- _What you are asked to do_
Below you will find a set of lines. Repeat them all exactly.

Figure record extracts
▬▬▬▬▬▬▬▬▬▬

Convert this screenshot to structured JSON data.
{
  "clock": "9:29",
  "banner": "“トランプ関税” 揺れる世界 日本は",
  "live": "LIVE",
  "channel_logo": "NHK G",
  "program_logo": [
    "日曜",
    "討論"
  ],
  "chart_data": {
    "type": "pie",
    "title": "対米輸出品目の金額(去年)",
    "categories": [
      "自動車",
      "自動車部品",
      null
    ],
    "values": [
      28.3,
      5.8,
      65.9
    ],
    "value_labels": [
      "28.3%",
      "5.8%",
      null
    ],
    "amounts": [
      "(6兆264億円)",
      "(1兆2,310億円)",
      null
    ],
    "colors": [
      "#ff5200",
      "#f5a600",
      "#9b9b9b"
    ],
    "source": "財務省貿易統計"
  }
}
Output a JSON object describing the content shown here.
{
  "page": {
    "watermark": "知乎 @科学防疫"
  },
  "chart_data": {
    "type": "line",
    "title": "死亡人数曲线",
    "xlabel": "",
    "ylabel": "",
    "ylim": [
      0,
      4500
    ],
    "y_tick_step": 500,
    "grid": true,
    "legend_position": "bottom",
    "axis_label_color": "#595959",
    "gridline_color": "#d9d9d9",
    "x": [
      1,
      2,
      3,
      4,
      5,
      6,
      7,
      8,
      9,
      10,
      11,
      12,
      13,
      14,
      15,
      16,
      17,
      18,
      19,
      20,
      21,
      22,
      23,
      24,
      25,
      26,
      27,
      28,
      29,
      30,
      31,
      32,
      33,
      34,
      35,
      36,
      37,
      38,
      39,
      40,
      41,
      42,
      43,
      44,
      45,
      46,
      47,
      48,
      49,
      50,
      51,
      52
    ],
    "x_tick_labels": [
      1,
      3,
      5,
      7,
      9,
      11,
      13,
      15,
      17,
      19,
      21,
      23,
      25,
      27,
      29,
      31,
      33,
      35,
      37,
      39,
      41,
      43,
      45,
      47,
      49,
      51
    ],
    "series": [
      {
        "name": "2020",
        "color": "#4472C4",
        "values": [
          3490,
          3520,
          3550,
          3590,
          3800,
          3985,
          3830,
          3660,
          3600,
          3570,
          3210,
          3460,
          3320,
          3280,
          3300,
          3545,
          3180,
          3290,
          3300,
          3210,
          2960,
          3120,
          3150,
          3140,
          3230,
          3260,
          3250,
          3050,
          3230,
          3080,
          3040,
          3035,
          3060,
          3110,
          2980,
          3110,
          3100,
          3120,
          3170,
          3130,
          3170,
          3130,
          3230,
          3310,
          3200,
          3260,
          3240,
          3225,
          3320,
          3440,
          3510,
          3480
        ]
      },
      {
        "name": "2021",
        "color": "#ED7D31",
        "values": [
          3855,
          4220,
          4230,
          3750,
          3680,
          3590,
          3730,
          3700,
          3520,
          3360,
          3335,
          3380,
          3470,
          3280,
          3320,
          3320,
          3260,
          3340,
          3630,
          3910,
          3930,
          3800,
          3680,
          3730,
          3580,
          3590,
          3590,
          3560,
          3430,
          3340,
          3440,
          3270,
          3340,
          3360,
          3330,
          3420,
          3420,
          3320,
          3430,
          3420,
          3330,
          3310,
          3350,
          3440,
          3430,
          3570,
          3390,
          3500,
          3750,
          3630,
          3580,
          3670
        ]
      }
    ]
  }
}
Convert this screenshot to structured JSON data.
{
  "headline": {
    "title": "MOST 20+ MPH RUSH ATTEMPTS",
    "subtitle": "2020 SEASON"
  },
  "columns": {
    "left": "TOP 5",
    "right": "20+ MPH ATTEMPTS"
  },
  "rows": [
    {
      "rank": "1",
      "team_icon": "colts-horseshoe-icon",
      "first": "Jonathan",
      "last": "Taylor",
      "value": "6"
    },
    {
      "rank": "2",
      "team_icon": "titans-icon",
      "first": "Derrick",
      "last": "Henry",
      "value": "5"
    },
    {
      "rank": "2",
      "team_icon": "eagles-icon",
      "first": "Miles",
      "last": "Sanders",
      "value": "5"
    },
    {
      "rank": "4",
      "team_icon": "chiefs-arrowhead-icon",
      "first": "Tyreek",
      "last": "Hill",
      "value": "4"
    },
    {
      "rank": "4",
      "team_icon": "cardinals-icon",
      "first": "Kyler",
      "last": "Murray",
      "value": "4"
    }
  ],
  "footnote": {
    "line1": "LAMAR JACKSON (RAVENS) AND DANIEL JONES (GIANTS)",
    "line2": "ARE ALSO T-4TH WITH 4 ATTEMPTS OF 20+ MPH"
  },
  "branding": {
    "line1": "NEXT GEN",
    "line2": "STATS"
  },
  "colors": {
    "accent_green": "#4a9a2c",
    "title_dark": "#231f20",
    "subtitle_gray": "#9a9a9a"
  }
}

▬▬▬▬▬▬▬▬▬▬

- _Worked solution_
Convert this screenshot to structured JSON data.
{
  "clock": "9:29",
  "banner": "“トランプ関税” 揺れる世界 日本は",
  "live": "LIVE",
  "channel_logo": "NHK G",
  "program_logo": [
    "日曜",
    "討論"
  ],
  "chart_data": {
    "type": "pie",
    "title": "対米輸出品目の金額(去年)",
    "categories": [
      "自動車",
      "自動車部品",
      null
    ],
    "values": [
      28.3,
      5.8,
      65.9
    ],
    "value_labels": [
      "28.3%",
      "5.8%",
      null
    ],
    "amounts": [
      "(6兆264億円)",
      "(1兆2,310億円)",
      null
    ],
    "colors": [
      "#ff5200",
      "#f5a600",
      "#9b9b9b"
    ],
    "source": "財務省貿易統計"
  }
}
Output a JSON object describing the content shown here.
{
  "page": {
    "watermark": "知乎 @科学防疫"
  },
  "chart_data": {
    "type": "line",
    "title": "死亡人数曲线",
    "xlabel": "",
    "ylabel": "",
    "ylim": [
      0,
      4500
    ],
    "y_tick_step": 500,
    "grid": true,
    "legend_position": "bottom",
    "axis_label_color": "#595959",
    "gridline_color": "#d9d9d9",
    "x": [
      1,
      2,
      3,
      4,
      5,
      6,
      7,
      8,
      9,
      10,
      11,
      12,
      13,
      14,
      15,
      16,
      17,
      18,
      19,
      20,
      21,
      22,
      23,
      24,
      25,
      26,
      27,
      28,
      29,
      30,
      31,
      32,
      33,
      34,
      35,
      36,
      37,
      38,
      39,
      40,
      41,
      42,
      43,
      44,
      45,
      46,
      47,
      48,
      49,
      50,
      51,
      52
    ],
    "x_tick_labels": [
      1,
      3,
      5,
      7,
      9,
      11,
      13,
      15,
      17,
      19,
      21,
      23,
      25,
      27,
      29,
      31,
      33,
      35,
      37,
      39,
      41,
      43,
      45,
      47,
      49,
      51
    ],
    "series": [
      {
        "name": "2020",
        "color": "#4472C4",
        "values": [
          3490,
          3520,
          3550,
          3590,
          3800,
          3985,
          3830,
          3660,
          3600,
          3570,
          3210,
          3460,
          3320,
          3280,
          3300,
          3545,
          3180,
          3290,
          3300,
          3210,
          2960,
          3120,
          3150,
          3140,
          3230,
          3260,
          3250,
          3050,
          3230,
          3080,
          3040,
          3035,
          3060,
          3110,
          2980,
          3110,
          3100,
          3120,
          3170,
          3130,
          3170,
          3130,
          3230,
          3310,
          3200,
          3260,
          3240,
          3225,
          3320,
          3440,
          3510,
          3480
        ]
      },
      {
        "name": "2021",
        "color": "#ED7D31",
        "values": [
          3855,
          4220,
          4230,
          3750,
          3680,
          3590,
          3730,
          3700,
          3520,
          3360,
          3335,
          3380,
          3470,
          3280,
          3320,
          3320,
          3260,
          3340,
          3630,
          3910,
          3930,
          3800,
          3680,
          3730,
          3580,
          3590,
          3590,
          3560,
          3430,
          3340,
          3440,
          3270,
          3340,
          3360,
          3330,
          3420,
          3420,
          3320,
          3430,
          3420,
          3330,
          3310,
          3350,
          3440,
          3430,
          3570,
          3390,
          3500,
          3750,
          3630,
          3580,
          3670
        ]
      }
    ]
  }
}
Convert this screenshot to structured JSON data.
{
  "headline": {
    "title": "MOST 20+ MPH RUSH ATTEMPTS",
    "subtitle": "2020 SEASON"
  },
  "columns": {
    "left": "TOP 5",
    "right": "20+ MPH ATTEMPTS"
  },
  "rows": [
    {
      "rank": "1",
      "team_icon": "colts-horseshoe-icon",
      "first": "Jonathan",
      "last": "Taylor",
      "value": "6"
    },
    {
      "rank": "2",
      "team_icon": "titans-icon",
      "first": "Derrick",
      "last": "Henry",
      "value": "5"
    },
    {
      "rank": "2",
      "team_icon": "eagles-icon",
      "first": "Miles",
      "last": "Sanders",
      "value": "5"
    },
    {
      "rank": "4",
      "team_icon": "chiefs-arrowhead-icon",
      "first": "Tyreek",
      "last": "Hill",
      "value": "4"
    },
    {
      "rank": "4",
      "team_icon": "cardinals-icon",
      "first": "Kyler",
      "last": "Murray",
      "value": "4"
    }
  ],
  "footnote": {
    "line1": "LAMAR JACKSON (RAVENS) AND DANIEL JONES (GIANTS)",
    "line2": "ARE ALSO T-4TH WITH 4 ATTEMPTS OF 20+ MPH"
  },
  "branding": {
    "line1": "NEXT GEN",
    "line2": "STATS"
  },
  "colors": {
    "accent_green": "#4a9a2c",
    "title_dark": "#231f20",
    "subtitle_gray": "#9a9a9a"
  }
}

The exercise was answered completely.